Data to process>
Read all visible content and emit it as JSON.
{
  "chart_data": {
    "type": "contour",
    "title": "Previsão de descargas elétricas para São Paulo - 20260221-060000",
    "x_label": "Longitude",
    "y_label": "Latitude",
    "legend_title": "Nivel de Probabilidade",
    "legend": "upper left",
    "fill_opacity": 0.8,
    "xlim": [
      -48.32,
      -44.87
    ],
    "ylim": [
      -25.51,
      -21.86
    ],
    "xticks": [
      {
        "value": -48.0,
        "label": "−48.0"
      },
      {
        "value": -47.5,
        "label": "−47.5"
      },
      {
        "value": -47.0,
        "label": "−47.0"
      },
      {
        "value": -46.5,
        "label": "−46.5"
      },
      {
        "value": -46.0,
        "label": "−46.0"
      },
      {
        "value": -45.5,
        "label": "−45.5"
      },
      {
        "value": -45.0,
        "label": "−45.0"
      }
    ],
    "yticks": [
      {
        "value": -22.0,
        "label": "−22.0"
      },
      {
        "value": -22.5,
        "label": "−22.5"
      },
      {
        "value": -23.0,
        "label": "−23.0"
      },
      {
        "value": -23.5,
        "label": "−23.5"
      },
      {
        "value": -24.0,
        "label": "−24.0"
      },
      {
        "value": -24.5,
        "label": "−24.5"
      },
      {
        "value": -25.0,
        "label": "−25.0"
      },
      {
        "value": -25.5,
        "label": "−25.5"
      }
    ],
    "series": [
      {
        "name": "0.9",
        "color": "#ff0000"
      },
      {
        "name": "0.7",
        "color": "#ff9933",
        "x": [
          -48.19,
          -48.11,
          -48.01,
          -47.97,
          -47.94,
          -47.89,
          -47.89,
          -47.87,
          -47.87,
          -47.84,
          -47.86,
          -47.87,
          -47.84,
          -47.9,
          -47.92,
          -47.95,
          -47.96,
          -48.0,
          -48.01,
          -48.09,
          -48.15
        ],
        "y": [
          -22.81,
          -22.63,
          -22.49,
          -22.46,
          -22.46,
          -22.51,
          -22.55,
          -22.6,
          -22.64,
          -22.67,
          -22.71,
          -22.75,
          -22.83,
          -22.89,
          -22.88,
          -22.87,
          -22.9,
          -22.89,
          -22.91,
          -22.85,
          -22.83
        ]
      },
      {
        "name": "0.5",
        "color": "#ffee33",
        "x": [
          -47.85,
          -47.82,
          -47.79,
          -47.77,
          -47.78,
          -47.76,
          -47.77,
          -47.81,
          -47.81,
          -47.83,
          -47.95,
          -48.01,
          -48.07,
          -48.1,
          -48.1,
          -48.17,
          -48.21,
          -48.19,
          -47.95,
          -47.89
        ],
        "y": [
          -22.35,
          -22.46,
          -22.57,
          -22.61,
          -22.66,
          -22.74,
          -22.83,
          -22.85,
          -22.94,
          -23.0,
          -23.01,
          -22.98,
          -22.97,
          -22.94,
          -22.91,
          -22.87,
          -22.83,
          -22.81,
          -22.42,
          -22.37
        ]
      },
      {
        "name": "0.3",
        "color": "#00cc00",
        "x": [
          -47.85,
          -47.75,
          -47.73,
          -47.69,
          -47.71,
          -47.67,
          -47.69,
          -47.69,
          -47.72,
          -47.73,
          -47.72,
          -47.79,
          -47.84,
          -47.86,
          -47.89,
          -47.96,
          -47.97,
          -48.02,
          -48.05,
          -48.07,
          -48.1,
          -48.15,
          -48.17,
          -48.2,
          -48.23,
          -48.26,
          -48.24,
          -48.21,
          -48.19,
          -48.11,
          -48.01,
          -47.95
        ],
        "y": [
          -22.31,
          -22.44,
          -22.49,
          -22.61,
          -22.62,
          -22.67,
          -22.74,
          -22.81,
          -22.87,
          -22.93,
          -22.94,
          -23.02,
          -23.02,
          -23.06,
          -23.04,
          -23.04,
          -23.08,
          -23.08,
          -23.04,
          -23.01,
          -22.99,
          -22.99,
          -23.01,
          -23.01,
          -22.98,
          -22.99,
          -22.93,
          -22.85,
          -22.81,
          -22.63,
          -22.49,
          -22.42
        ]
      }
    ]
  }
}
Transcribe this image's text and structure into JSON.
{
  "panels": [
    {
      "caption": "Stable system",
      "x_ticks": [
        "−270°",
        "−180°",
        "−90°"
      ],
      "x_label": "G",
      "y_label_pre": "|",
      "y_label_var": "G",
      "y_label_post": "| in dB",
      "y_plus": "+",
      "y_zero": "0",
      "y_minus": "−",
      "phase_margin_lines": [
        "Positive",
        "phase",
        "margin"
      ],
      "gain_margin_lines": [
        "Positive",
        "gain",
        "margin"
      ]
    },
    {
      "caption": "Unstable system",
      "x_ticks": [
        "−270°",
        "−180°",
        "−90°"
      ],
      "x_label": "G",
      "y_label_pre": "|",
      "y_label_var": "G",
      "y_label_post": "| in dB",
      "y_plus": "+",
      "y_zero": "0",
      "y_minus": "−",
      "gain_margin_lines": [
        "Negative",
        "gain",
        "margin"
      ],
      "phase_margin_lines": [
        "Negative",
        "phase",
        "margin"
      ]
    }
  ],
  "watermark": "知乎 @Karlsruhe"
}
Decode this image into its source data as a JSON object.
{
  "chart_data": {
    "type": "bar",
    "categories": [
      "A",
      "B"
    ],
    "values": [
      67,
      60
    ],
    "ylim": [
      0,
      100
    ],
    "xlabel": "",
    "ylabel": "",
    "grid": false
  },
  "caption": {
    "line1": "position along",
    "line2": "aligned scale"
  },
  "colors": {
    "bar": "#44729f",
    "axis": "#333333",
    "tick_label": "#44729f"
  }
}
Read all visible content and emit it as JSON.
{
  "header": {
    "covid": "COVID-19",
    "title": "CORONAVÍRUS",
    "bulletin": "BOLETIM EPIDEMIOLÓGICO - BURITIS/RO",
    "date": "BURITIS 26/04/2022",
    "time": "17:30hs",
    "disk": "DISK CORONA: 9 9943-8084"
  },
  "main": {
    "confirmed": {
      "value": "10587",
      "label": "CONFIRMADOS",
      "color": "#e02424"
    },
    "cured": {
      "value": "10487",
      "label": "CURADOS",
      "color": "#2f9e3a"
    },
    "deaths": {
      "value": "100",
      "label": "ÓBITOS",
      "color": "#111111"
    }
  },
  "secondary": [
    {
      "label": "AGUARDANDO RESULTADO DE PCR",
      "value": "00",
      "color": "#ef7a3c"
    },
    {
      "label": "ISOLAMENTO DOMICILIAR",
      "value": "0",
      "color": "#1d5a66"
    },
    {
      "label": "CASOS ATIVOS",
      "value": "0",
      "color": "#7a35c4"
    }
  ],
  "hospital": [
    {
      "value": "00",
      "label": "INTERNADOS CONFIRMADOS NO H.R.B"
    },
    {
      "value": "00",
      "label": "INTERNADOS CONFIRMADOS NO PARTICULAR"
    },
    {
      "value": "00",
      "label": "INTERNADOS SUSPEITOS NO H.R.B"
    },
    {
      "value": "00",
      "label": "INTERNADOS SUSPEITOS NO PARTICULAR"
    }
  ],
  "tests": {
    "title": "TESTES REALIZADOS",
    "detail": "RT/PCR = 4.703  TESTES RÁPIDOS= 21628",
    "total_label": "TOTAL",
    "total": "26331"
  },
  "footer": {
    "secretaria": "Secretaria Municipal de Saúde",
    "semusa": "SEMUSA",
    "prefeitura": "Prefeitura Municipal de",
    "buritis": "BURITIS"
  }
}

What to work on>
The records above should be repeated in full, exactly as given.

Response for this exercise>
Read all visible content and emit it as JSON.
{
  "chart_data": {
    "type": "contour",
    "title": "Previsão de descargas elétricas para São Paulo - 20260221-060000",
    "x_label": "Longitude",
    "y_label": "Latitude",
    "legend_title": "Nivel de Probabilidade",
    "legend": "upper left",
    "fill_opacity": 0.8,
    "xlim": [
      -48.32,
      -44.87
    ],
    "ylim": [
      -25.51,
      -21.86
    ],
    "xticks": [
      {
        "value": -48.0,
        "label": "−48.0"
      },
      {
        "value": -47.5,
        "label": "−47.5"
      },
      {
        "value": -47.0,
        "label": "−47.0"
      },
      {
        "value": -46.5,
        "label": "−46.5"
      },
      {
        "value": -46.0,
        "label": "−46.0"
      },
      {
        "value": -45.5,
        "label": "−45.5"
      },
      {
        "value": -45.0,
        "label": "−45.0"
      }
    ],
    "yticks": [
      {
        "value": -22.0,
        "label": "−22.0"
      },
      {
        "value": -22.5,
        "label": "−22.5"
      },
      {
        "value": -23.0,
        "label": "−23.0"
      },
      {
        "value": -23.5,
        "label": "−23.5"
      },
      {
        "value": -24.0,
        "label": "−24.0"
      },
      {
        "value": -24.5,
        "label": "−24.5"
      },
      {
        "value": -25.0,
        "label": "−25.0"
      },
      {
        "value": -25.5,
        "label": "−25.5"
      }
    ],
    "series": [
      {
        "name": "0.9",
        "color": "#ff0000"
      },
      {
        "name": "0.7",
        "color": "#ff9933",
        "x": [
          -48.19,
          -48.11,
          -48.01,
          -47.97,
          -47.94,
          -47.89,
          -47.89,
          -47.87,
          -47.87,
          -47.84,
          -47.86,
          -47.87,
          -47.84,
          -47.9,
          -47.92,
          -47.95,
          -47.96,
          -48.0,
          -48.01,
          -48.09,
          -48.15
        ],
        "y": [
          -22.81,
          -22.63,
          -22.49,
          -22.46,
          -22.46,
          -22.51,
          -22.55,
          -22.6,
          -22.64,
          -22.67,
          -22.71,
          -22.75,
          -22.83,
          -22.89,
          -22.88,
          -22.87,
          -22.9,
          -22.89,
          -22.91,
          -22.85,
          -22.83
        ]
      },
      {
        "name": "0.5",
        "color": "#ffee33",
        "x": [
          -47.85,
          -47.82,
          -47.79,
          -47.77,
          -47.78,
          -47.76,
          -47.77,
          -47.81,
          -47.81,
          -47.83,
          -47.95,
          -48.01,
          -48.07,
          -48.1,
          -48.1,
          -48.17,
          -48.21,
          -48.19,
          -47.95,
          -47.89
        ],
        "y": [
          -22.35,
          -22.46,
          -22.57,
          -22.61,
          -22.66,
          -22.74,
          -22.83,
          -22.85,
          -22.94,
          -23.0,
          -23.01,
          -22.98,
          -22.97,
          -22.94,
          -22.91,
          -22.87,
          -22.83,
          -22.81,
          -22.42,
          -22.37
        ]
      },
      {
        "name": "0.3",
        "color": "#00cc00",
        "x": [
          -47.85,
          -47.75,
          -47.73,
          -47.69,
          -47.71,
          -47.67,
          -47.69,
          -47.69,
          -47.72,
          -47.73,
          -47.72,
          -47.79,
          -47.84,
          -47.86,
          -47.89,
          -47.96,
          -47.97,
          -48.02,
          -48.05,
          -48.07,
          -48.1,
          -48.15,
          -48.17,
          -48.2,
          -48.23,
          -48.26,
          -48.24,
          -48.21,
          -48.19,
          -48.11,
          -48.01,
          -47.95
        ],
        "y": [
          -22.31,
          -22.44,
          -22.49,
          -22.61,
          -22.62,
          -22.67,
          -22.74,
          -22.81,
          -22.87,
          -22.93,
          -22.94,
          -23.02,
          -23.02,
          -23.06,
          -23.04,
          -23.04,
          -23.08,
          -23.08,
          -23.04,
          -23.01,
          -22.99,
          -22.99,
          -23.01,
          -23.01,
          -22.98,
          -22.99,
          -22.93,
          -22.85,
          -22.81,
          -22.63,
          -22.49,
          -22.42
        ]
      }
    ]
  }
}
Transcribe this image's text and structure into JSON.
{
  "panels": [
    {
      "caption": "Stable system",
      "x_ticks": [
        "−270°",
        "−180°",
        "−90°"
      ],
      "x_label": "G",
      "y_label_pre": "|",
      "y_label_var": "G",
      "y_label_post": "| in dB",
      "y_plus": "+",
      "y_zero": "0",
      "y_minus": "−",
      "phase_margin_lines": [
        "Positive",
        "phase",
        "margin"
      ],
      "gain_margin_lines": [
        "Positive",
        "gain",
        "margin"
      ]
    },
    {
      "caption": "Unstable system",
      "x_ticks": [
        "−270°",
        "−180°",
        "−90°"
      ],
      "x_label": "G",
      "y_label_pre": "|",
      "y_label_var": "G",
      "y_label_post": "| in dB",
      "y_plus": "+",
      "y_zero": "0",
      "y_minus": "−",
      "gain_margin_lines": [
        "Negative",
        "gain",
        "margin"
      ],
      "phase_margin_lines": [
        "Negative",
        "phase",
        "margin"
      ]
    }
  ],
  "watermark": "知乎 @Karlsruhe"
}
Decode this image into its source data as a JSON object.
{
  "chart_data": {
    "type": "bar",
    "categories": [
      "A",
      "B"
    ],
    "values": [
      67,
      60
    ],
    "ylim": [
      0,
      100
    ],
    "xlabel": "",
    "ylabel": "",
    "grid": false
  },
  "caption": {
    "line1": "position along",
    "line2": "aligned scale"
  },
  "colors": {
    "bar": "#44729f",
    "axis": "#333333",
    "tick_label": "#44729f"
  }
}
Read all visible content and emit it as JSON.
{
  "header": {
    "covid": "COVID-19",
    "title": "CORONAVÍRUS",
    "bulletin": "BOLETIM EPIDEMIOLÓGICO - BURITIS/RO",
    "date": "BURITIS 26/04/2022",
    "time": "17:30hs",
    "disk": "DISK CORONA: 9 9943-8084"
  },
  "main": {
    "confirmed": {
      "value": "10587",
      "label": "CONFIRMADOS",
      "color": "#e02424"
    },
    "cured": {
      "value": "10487",
      "label": "CURADOS",
      "color": "#2f9e3a"
    },
    "deaths": {
      "value": "100",
      "label": "ÓBITOS",
      "color": "#111111"
    }
  },
  "secondary": [
    {
      "label": "AGUARDANDO RESULTADO DE PCR",
      "value": "00",
      "color": "#ef7a3c"
    },
    {
      "label": "ISOLAMENTO DOMICILIAR",
      "value": "0",
      "color": "#1d5a66"
    },
    {
      "label": "CASOS ATIVOS",
      "value": "0",
      "color": "#7a35c4"
    }
  ],
  "hospital": [
    {
      "value": "00",
      "label": "INTERNADOS CONFIRMADOS NO H.R.B"
    },
    {
      "value": "00",
      "label": "INTERNADOS CONFIRMADOS NO PARTICULAR"
    },
    {
      "value": "00",
      "label": "INTERNADOS SUSPEITOS NO H.R.B"
    },
    {
      "value": "00",
      "label": "INTERNADOS SUSPEITOS NO PARTICULAR"
    }
  ],
  "tests": {
    "title": "TESTES REALIZADOS",
    "detail": "RT/PCR = 4.703  TESTES RÁPIDOS= 21628",
    "total_label": "TOTAL",
    "total": "26331"
  },
  "footer": {
    "secretaria": "Secretaria Municipal de Saúde",
    "semusa": "SEMUSA",
    "prefeitura": "Prefeitura Municipal de",
    "buritis": "BURITIS"
  }
}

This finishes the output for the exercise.